## The problem
All lines from the one containing "Read all visible content and emit it as JSON." through the last line of the listing below are to be copied exactly. Exclude the pictures.

## Source material
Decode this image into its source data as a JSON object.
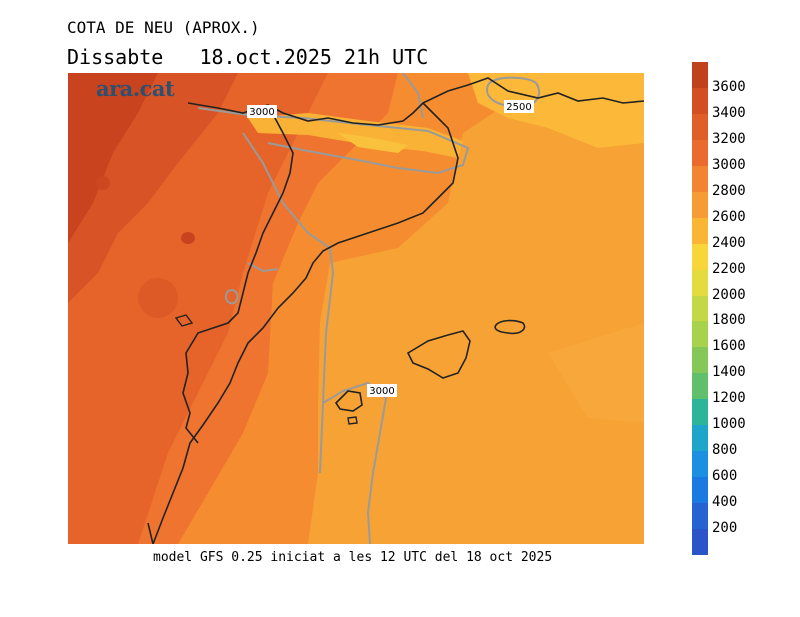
{
  "title": "COTA DE NEU (APROX.)",
  "subtitle": "Dissabte   18.oct.2025 21h UTC",
  "logo": "ara.cat",
  "caption": "model GFS 0.25 iniciat a les 12 UTC del 18 oct 2025",
  "contour_labels": [
    {
      "text": "3000"
    },
    {
      "text": "2500"
    },
    {
      "text": "3000"
    }
  ],
  "colorbar": {
    "ticks": [
      "3600",
      "3400",
      "3200",
      "3000",
      "2800",
      "2600",
      "2400",
      "2200",
      "2000",
      "1800",
      "1600",
      "1400",
      "1200",
      "1000",
      "800",
      "600",
      "400",
      "200"
    ],
    "colors": [
      "#c2411d",
      "#d34f22",
      "#e05e28",
      "#ea6b2d",
      "#f28433",
      "#f79b34",
      "#fab535",
      "#f8d539",
      "#e4db3e",
      "#c3d844",
      "#a7d24b",
      "#86c857",
      "#5fbf6b",
      "#2cb59b",
      "#1da6c9",
      "#1b8fe0",
      "#1b79e2",
      "#2562d2",
      "#2b54c8"
    ]
  }
}
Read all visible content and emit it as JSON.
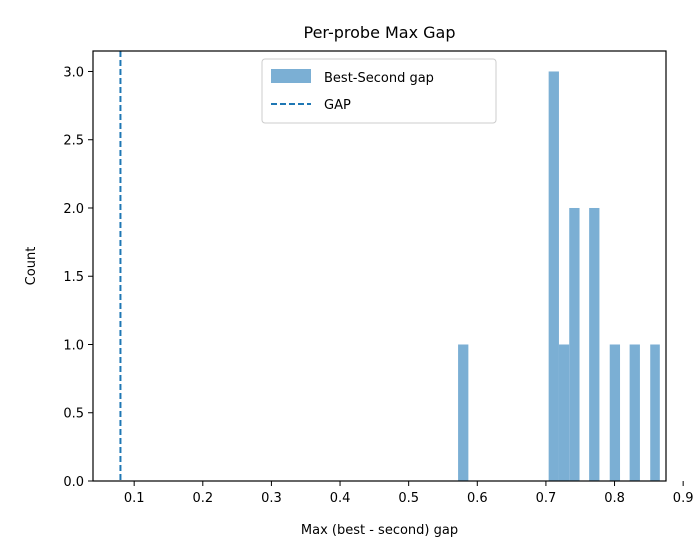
{
  "chart_data": {
    "type": "bar",
    "title": "Per-probe Max Gap",
    "xlabel": "Max (best - second) gap",
    "ylabel": "Count",
    "xlim": [
      0.04,
      0.875
    ],
    "ylim": [
      0,
      3.15
    ],
    "xticks": [
      "0.1",
      "0.2",
      "0.3",
      "0.4",
      "0.5",
      "0.6",
      "0.7",
      "0.8",
      "0.9"
    ],
    "xtick_values": [
      0.1,
      0.2,
      0.3,
      0.4,
      0.5,
      0.6,
      0.7,
      0.8,
      0.9
    ],
    "yticks": [
      "0.0",
      "0.5",
      "1.0",
      "1.5",
      "2.0",
      "2.5",
      "3.0"
    ],
    "ytick_values": [
      0,
      0.5,
      1.0,
      1.5,
      2.0,
      2.5,
      3.0
    ],
    "grid": false,
    "legend_position": "top-center",
    "series": [
      {
        "name": "Best-Second gap",
        "color": "#7bafd4",
        "bins": [
          {
            "x0": 0.572,
            "x1": 0.587,
            "count": 1
          },
          {
            "x0": 0.704,
            "x1": 0.719,
            "count": 3
          },
          {
            "x0": 0.719,
            "x1": 0.734,
            "count": 1
          },
          {
            "x0": 0.734,
            "x1": 0.749,
            "count": 2
          },
          {
            "x0": 0.763,
            "x1": 0.778,
            "count": 2
          },
          {
            "x0": 0.793,
            "x1": 0.808,
            "count": 1
          },
          {
            "x0": 0.822,
            "x1": 0.837,
            "count": 1
          },
          {
            "x0": 0.852,
            "x1": 0.866,
            "count": 1
          }
        ]
      }
    ],
    "reference_line": {
      "name": "GAP",
      "x": 0.08,
      "color": "#1f77b4",
      "style": "dashed"
    }
  }
}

## Expected answer
Read all visible content and emit it as JSON.
{
  "chart_data": {
    "type": "bar",
    "title": "Per-probe Max Gap",
    "xlabel": "Max (best - second) gap",
    "ylabel": "Count",
    "xlim": [
      0.04,
      0.875
    ],
    "ylim": [
      0,
      3.15
    ],
    "xticks": [
      "0.1",
      "0.2",
      "0.3",
      "0.4",
      "0.5",
      "0.6",
      "0.7",
      "0.8",
      "0.9"
    ],
    "xtick_values": [
      0.1,
      0.2,
      0.3,
      0.4,
      0.5,
      0.6,
      0.7,
      0.8,
      0.9
    ],
    "yticks": [
      "0.0",
      "0.5",
      "1.0",
      "1.5",
      "2.0",
      "2.5",
      "3.0"
    ],
    "ytick_values": [
      0,
      0.5,
      1.0,
      1.5,
      2.0,
      2.5,
      3.0
    ],
    "grid": false,
    "legend_position": "top-center",
    "series": [
      {
        "name": "Best-Second gap",
        "color": "#7bafd4",
        "bins": [
          {
            "x0": 0.572,
            "x1": 0.587,
            "count": 1
          },
          {
            "x0": 0.704,
            "x1": 0.719,
            "count": 3
          },
          {
            "x0": 0.719,
            "x1": 0.734,
            "count": 1
          },
          {
            "x0": 0.734,
            "x1": 0.749,
            "count": 2
          },
          {
            "x0": 0.763,
            "x1": 0.778,
            "count": 2
          },
          {
            "x0": 0.793,
            "x1": 0.808,
            "count": 1
          },
          {
            "x0": 0.822,
            "x1": 0.837,
            "count": 1
          },
          {
            "x0": 0.852,
            "x1": 0.866,
            "count": 1
          }
        ]
      }
    ],
    "reference_line": {
      "name": "GAP",
      "x": 0.08,
      "color": "#1f77b4",
      "style": "dashed"
    }
  }
}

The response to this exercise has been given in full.